■ 対象テキスト
動画の中でも、周囲を360度見渡せる「360度動画」は珍しい存在です。

そのテクノロジーとインパクトによって話題になったこの360度動画ですが、ビジネスに活用することはできるのか。

今回はビジネス(製造業)における360度動画にスポットを当て、その特徴やVR動画との違い、製造業における活用法、作り方などを製造業・製薬、医療機器メーカーに特化した動画制作会社のエルモがご紹介します。

360度動画とは

360度動画とは、360度のさまざまな角度から景色や物を確認できる動画のことを指します。

全天球動画、パノラマ動画、VRとも呼ばれ、いずれも一度に360度全方向からのアングルを見られる動画を指しています。

一般的なカメラでは、レンズの正面方向を撮影しその範囲はレンズによって異なります。

しかしながら360度動画は、全周囲を撮影できる特殊なカメラを用いて、前後、左右、上下すべてをまとめて撮影することができます。

通常の動画に比べて360度すべてに映像があることから、自分自身が本当にその空間にいるような疑似体験をすることができるため、特にエンターテインメント方向での活用が多い動画です。

360度動画とは

  • 360度動画の種類
  • 360度動画の仕組み

360度動画の種類

360度動画には大きくわけて以下の3種類があります。

ドームマスター形式

360度の画像・映像を1枚におさめた円形の魚眼画像で、主にプラネタリウムで使用されることが多い形式です。

正距円筒図法(パノラマ)形式

メルカトル図法の地図に似た仕組みで、周りの風景を球面から平面に変換する形式です。
風景動画によく活用されています。

キューブマップ形式

立方体の一部分から周囲を見渡したような映像になることが特長で、3DCGのマッピングによく活用されている形式です。

360度動画の仕組み

360度動画は通常の機材で撮影することはできず、専用の360度カメラが必要となります。

このカメラは「全天球カメラ」とも呼ばれ、単一のカメラが広範囲を撮影して球体状の映像を作り出す方式と、180度以上の画角を持つ魚眼レンズを背中合わせに配置して360度をカバーする方式などがあります。

この場合は、撮影した複数の映像を自動的につなぎ合わせることで、違和感のない360度動画を作り出せます。

■ 課題要件
A: 360度動画の解説文のうち、「360度動画とは、360度の」から「方向での活用が多い動画です。」までを、両端の語句も含めて一字も変えずに出力してください。
B: 360度動画の解説文の最後の文に続けて、その先の内容を書き継いでください。

[文書理解データ]
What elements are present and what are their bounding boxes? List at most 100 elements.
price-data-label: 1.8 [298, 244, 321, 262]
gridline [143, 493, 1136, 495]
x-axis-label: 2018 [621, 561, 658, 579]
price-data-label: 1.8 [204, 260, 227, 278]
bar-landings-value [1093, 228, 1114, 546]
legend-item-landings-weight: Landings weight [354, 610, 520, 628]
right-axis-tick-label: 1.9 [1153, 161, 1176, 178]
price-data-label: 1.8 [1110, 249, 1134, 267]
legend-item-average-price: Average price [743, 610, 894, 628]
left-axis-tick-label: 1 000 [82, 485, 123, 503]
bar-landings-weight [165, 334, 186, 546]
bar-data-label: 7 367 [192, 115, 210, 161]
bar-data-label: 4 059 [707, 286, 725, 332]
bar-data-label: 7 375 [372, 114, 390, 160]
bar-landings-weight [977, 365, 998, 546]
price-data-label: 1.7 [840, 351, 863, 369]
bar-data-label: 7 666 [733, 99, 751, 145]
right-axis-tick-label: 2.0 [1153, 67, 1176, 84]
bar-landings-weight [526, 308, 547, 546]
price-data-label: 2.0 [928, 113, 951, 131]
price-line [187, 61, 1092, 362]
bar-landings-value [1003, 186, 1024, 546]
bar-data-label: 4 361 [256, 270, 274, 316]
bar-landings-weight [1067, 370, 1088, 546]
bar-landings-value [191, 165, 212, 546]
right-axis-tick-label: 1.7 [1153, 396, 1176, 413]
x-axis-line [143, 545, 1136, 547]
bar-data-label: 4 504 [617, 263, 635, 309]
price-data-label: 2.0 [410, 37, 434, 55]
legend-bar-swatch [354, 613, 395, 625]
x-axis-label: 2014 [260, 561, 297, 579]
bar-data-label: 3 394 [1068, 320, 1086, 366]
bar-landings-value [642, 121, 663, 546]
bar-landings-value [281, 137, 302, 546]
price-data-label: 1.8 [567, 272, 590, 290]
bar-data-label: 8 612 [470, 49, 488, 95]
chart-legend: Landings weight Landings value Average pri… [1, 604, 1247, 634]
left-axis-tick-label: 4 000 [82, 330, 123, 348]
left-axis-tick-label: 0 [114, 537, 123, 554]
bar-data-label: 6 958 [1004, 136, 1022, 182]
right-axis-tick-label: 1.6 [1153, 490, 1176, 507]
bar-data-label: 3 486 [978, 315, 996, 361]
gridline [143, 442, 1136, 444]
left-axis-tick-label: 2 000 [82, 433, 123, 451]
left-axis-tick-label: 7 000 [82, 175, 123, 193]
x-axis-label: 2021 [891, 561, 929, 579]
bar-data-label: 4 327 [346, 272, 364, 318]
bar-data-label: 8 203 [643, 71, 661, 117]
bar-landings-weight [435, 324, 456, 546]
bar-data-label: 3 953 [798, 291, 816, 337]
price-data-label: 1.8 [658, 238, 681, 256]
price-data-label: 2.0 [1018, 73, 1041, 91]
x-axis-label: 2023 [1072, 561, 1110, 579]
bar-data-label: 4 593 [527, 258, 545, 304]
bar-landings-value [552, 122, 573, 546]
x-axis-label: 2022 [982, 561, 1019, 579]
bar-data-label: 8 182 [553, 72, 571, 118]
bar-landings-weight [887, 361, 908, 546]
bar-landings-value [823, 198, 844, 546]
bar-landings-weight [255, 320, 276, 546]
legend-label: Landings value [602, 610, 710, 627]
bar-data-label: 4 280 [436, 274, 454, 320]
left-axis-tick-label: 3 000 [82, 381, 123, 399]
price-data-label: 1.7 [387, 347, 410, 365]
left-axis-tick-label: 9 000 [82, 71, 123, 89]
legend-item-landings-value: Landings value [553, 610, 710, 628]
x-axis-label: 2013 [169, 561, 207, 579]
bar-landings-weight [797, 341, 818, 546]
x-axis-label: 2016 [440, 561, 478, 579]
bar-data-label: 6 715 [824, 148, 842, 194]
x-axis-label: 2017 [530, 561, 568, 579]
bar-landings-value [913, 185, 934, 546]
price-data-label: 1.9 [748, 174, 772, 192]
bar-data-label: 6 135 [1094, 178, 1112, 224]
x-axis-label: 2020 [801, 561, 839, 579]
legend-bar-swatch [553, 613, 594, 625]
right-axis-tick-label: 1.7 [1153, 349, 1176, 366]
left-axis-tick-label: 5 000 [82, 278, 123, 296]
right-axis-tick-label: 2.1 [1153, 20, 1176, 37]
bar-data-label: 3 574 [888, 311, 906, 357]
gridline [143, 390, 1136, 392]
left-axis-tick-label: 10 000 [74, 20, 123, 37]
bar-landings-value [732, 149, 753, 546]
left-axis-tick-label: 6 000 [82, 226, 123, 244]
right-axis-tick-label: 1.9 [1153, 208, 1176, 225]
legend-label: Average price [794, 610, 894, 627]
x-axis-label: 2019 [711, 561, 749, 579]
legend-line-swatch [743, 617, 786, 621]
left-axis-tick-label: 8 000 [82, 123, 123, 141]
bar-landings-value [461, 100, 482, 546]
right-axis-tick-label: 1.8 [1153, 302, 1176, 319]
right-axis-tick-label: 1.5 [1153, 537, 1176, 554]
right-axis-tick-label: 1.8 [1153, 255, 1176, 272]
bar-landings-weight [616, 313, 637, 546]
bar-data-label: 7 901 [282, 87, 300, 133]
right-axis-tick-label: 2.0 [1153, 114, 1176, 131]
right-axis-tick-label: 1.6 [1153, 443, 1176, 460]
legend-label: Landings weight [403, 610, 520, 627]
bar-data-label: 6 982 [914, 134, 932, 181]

■ 課題の結果
A:
360度動画とは、360度のさまざまな角度から景色や物を確認できる動画のことを指します。

全天球動画、パノラマ動画、VRとも呼ばれ、いずれも一度に360度全方向からのアングルを見られる動画を指しています。

一般的なカメラでは、レンズの正面方向を撮影しその範囲はレンズによって異なります。

しかしながら360度動画は、全周囲を撮影できる特殊なカメラを用いて、前後、左右、上下すべてをまとめて撮影することができます。

通常の動画に比べて360度すべてに映像があることから、自分自身が本当にその空間にいるような疑似体験をすることができるため、特にエンターテインメント方向での活用が多い動画です。

B:
基本的に360度撮影に適したカメラがあれば撮影することはできるため、比較的ハードルの低い手段といえます。

360度動画とVR動画の違い

360度動画とVR動画は「360度、さまざまな角度から確認できる」という点では共通しており、自分の好きな方向に角度を変えることで、通常の動画では味わえないような「臨場感」を味わうことが可能です。

一見すると同じようにも見える360度動画とVR動画ですが、違いとしては「体験の違い」と「専用機材の有無」にあります。

360度動画とVR動画の違い

  • 360度動画は現実世界、VRは仮想世界を描写
  • VR動画にはヘッドセットなどの専用機材が必要

360度動画は現実世界、VRは仮想世界を描写

360度動画

360度動画がよく活用されるケースとしては「物件の内覧」や「展示ブース」「工場」などの現実にあるシチュエーションです。

自分が見たい方向をクリック/タップして見ることはできますが、あくまでカメラを置いた場所を中心とした視点で、自由に動き回ることはできません。

Googleストリートビューをイメージいただくとわかりやすいと思います。

VR動画

対してVRは現実世界では撮影が難しいシチュエーションを仮想空間として描写します。

例えば「火災がおきたビルから避難する仮想訓練」「実際におきた事故を当事者の視点で追体験する安全教育」などです。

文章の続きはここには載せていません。